- Excerpted data -
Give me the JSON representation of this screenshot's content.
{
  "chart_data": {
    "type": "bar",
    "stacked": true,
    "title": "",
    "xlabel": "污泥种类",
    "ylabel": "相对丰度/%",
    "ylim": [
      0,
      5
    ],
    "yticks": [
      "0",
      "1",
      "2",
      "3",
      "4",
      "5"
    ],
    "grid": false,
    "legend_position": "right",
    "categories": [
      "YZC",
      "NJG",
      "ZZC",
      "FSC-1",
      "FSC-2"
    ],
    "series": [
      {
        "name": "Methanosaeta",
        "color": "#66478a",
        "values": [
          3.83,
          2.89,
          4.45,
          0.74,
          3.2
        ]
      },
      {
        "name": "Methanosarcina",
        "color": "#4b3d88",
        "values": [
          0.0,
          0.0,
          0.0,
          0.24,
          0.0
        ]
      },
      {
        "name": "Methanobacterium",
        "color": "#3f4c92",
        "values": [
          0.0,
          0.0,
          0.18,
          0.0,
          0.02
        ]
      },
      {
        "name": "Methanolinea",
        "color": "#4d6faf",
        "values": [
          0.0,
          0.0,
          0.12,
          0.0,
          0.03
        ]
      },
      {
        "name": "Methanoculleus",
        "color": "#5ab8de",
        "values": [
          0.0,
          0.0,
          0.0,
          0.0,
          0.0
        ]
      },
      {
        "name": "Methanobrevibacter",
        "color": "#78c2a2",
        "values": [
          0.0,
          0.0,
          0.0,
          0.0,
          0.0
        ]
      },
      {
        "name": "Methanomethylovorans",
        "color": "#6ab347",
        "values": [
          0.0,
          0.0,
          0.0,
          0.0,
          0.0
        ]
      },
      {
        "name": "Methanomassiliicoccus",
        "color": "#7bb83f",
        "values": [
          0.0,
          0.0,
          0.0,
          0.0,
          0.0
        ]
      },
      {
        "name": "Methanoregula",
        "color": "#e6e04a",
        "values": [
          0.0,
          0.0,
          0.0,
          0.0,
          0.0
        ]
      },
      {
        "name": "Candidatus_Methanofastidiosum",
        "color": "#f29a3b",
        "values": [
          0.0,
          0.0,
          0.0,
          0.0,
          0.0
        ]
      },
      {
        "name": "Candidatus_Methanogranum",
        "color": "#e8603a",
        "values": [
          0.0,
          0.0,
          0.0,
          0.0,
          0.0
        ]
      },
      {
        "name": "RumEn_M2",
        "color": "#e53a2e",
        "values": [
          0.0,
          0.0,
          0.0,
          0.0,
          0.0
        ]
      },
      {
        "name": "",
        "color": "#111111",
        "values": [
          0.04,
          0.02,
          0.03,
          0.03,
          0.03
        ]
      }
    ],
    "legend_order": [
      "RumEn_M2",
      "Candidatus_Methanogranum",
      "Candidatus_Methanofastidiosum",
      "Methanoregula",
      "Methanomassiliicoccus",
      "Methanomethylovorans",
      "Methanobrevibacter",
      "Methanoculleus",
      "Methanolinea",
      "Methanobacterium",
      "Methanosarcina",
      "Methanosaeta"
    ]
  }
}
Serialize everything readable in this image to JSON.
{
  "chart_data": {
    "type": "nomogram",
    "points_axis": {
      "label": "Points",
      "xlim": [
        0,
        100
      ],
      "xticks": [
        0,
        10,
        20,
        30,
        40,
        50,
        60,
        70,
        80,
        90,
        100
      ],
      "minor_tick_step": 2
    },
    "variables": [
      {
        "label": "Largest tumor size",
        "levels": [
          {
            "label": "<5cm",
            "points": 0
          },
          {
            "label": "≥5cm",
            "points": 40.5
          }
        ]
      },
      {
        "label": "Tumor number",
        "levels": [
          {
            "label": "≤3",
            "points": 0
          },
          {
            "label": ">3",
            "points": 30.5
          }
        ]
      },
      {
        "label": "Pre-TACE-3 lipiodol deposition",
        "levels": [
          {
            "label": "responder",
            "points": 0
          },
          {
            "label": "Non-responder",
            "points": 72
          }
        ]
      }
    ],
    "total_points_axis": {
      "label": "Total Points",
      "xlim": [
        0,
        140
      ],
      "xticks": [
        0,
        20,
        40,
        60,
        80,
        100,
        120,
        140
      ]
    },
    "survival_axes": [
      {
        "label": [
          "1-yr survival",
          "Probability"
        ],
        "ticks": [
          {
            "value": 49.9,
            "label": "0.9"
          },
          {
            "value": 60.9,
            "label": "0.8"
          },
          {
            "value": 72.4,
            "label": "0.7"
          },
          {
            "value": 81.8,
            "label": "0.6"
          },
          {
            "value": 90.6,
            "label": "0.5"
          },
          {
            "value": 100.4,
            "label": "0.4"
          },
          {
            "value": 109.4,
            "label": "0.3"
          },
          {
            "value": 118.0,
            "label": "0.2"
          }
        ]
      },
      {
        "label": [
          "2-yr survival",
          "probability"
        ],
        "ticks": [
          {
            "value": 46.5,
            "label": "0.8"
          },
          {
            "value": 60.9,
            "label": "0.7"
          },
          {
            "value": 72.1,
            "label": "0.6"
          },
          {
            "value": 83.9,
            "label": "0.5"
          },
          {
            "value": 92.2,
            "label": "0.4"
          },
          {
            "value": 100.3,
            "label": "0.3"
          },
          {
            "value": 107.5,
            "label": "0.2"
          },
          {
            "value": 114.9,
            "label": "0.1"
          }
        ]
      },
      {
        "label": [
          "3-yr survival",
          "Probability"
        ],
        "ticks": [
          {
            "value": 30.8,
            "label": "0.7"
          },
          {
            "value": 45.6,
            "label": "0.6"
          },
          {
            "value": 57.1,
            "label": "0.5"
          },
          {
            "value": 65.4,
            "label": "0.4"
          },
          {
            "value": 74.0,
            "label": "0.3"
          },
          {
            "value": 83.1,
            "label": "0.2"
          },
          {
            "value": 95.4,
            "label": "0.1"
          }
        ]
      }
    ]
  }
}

- Instructions to follow -
The records shown above must be returned in full, exactly as written.

- Answer to this task -
Give me the JSON representation of this screenshot's content.
{
  "chart_data": {
    "type": "bar",
    "stacked": true,
    "title": "",
    "xlabel": "污泥种类",
    "ylabel": "相对丰度/%",
    "ylim": [
      0,
      5
    ],
    "yticks": [
      "0",
      "1",
      "2",
      "3",
      "4",
      "5"
    ],
    "grid": false,
    "legend_position": "right",
    "categories": [
      "YZC",
      "NJG",
      "ZZC",
      "FSC-1",
      "FSC-2"
    ],
    "series": [
      {
        "name": "Methanosaeta",
        "color": "#66478a",
        "values": [
          3.83,
          2.89,
          4.45,
          0.74,
          3.2
        ]
      },
      {
        "name": "Methanosarcina",
        "color": "#4b3d88",
        "values": [
          0.0,
          0.0,
          0.0,
          0.24,
          0.0
        ]
      },
      {
        "name": "Methanobacterium",
        "color": "#3f4c92",
        "values": [
          0.0,
          0.0,
          0.18,
          0.0,
          0.02
        ]
      },
      {
        "name": "Methanolinea",
        "color": "#4d6faf",
        "values": [
          0.0,
          0.0,
          0.12,
          0.0,
          0.03
        ]
      },
      {
        "name": "Methanoculleus",
        "color": "#5ab8de",
        "values": [
          0.0,
          0.0,
          0.0,
          0.0,
          0.0
        ]
      },
      {
        "name": "Methanobrevibacter",
        "color": "#78c2a2",
        "values": [
          0.0,
          0.0,
          0.0,
          0.0,
          0.0
        ]
      },
      {
        "name": "Methanomethylovorans",
        "color": "#6ab347",
        "values": [
          0.0,
          0.0,
          0.0,
          0.0,
          0.0
        ]
      },
      {
        "name": "Methanomassiliicoccus",
        "color": "#7bb83f",
        "values": [
          0.0,
          0.0,
          0.0,
          0.0,
          0.0
        ]
      },
      {
        "name": "Methanoregula",
        "color": "#e6e04a",
        "values": [
          0.0,
          0.0,
          0.0,
          0.0,
          0.0
        ]
      },
      {
        "name": "Candidatus_Methanofastidiosum",
        "color": "#f29a3b",
        "values": [
          0.0,
          0.0,
          0.0,
          0.0,
          0.0
        ]
      },
      {
        "name": "Candidatus_Methanogranum",
        "color": "#e8603a",
        "values": [
          0.0,
          0.0,
          0.0,
          0.0,
          0.0
        ]
      },
      {
        "name": "RumEn_M2",
        "color": "#e53a2e",
        "values": [
          0.0,
          0.0,
          0.0,
          0.0,
          0.0
        ]
      },
      {
        "name": "",
        "color": "#111111",
        "values": [
          0.04,
          0.02,
          0.03,
          0.03,
          0.03
        ]
      }
    ],
    "legend_order": [
      "RumEn_M2",
      "Candidatus_Methanogranum",
      "Candidatus_Methanofastidiosum",
      "Methanoregula",
      "Methanomassiliicoccus",
      "Methanomethylovorans",
      "Methanobrevibacter",
      "Methanoculleus",
      "Methanolinea",
      "Methanobacterium",
      "Methanosarcina",
      "Methanosaeta"
    ]
  }
}
Serialize everything readable in this image to JSON.
{
  "chart_data": {
    "type": "nomogram",
    "points_axis": {
      "label": "Points",
      "xlim": [
        0,
        100
      ],
      "xticks": [
        0,
        10,
        20,
        30,
        40,
        50,
        60,
        70,
        80,
        90,
        100
      ],
      "minor_tick_step": 2
    },
    "variables": [
      {
        "label": "Largest tumor size",
        "levels": [
          {
            "label": "<5cm",
            "points": 0
          },
          {
            "label": "≥5cm",
            "points": 40.5
          }
        ]
      },
      {
        "label": "Tumor number",
        "levels": [
          {
            "label": "≤3",
            "points": 0
          },
          {
            "label": ">3",
            "points": 30.5
          }
        ]
      },
      {
        "label": "Pre-TACE-3 lipiodol deposition",
        "levels": [
          {
            "label": "responder",
            "points": 0
          },
          {
            "label": "Non-responder",
            "points": 72
          }
        ]
      }
    ],
    "total_points_axis": {
      "label": "Total Points",
      "xlim": [
        0,
        140
      ],
      "xticks": [
        0,
        20,
        40,
        60,
        80,
        100,
        120,
        140
      ]
    },
    "survival_axes": [
      {
        "label": [
          "1-yr survival",
          "Probability"
        ],
        "ticks": [
          {
            "value": 49.9,
            "label": "0.9"
          },
          {
            "value": 60.9,
            "label": "0.8"
          },
          {
            "value": 72.4,
            "label": "0.7"
          },
          {
            "value": 81.8,
            "label": "0.6"
          },
          {
            "value": 90.6,
            "label": "0.5"
          },
          {
            "value": 100.4,
            "label": "0.4"
          },
          {
            "value": 109.4,
            "label": "0.3"
          },
          {
            "value": 118.0,
            "label": "0.2"
          }
        ]
      },
      {
        "label": [
          "2-yr survival",
          "probability"
        ],
        "ticks": [
          {
            "value": 46.5,
            "label": "0.8"
          },
          {
            "value": 60.9,
            "label": "0.7"
          },
          {
            "value": 72.1,
            "label": "0.6"
          },
          {
            "value": 83.9,
            "label": "0.5"
          },
          {
            "value": 92.2,
            "label": "0.4"
          },
          {
            "value": 100.3,
            "label": "0.3"
          },
          {
            "value": 107.5,
            "label": "0.2"
          },
          {
            "value": 114.9,
            "label": "0.1"
          }
        ]
      },
      {
        "label": [
          "3-yr survival",
          "Probability"
        ],
        "ticks": [
          {
            "value": 30.8,
            "label": "0.7"
          },
          {
            "value": 45.6,
            "label": "0.6"
          },
          {
            "value": 57.1,
            "label": "0.5"
          },
          {
            "value": 65.4,
            "label": "0.4"
          },
          {
            "value": 74.0,
            "label": "0.3"
          },
          {
            "value": 83.1,
            "label": "0.2"
          },
          {
            "value": 95.4,
            "label": "0.1"
          }
        ]
      }
    ]
  }
}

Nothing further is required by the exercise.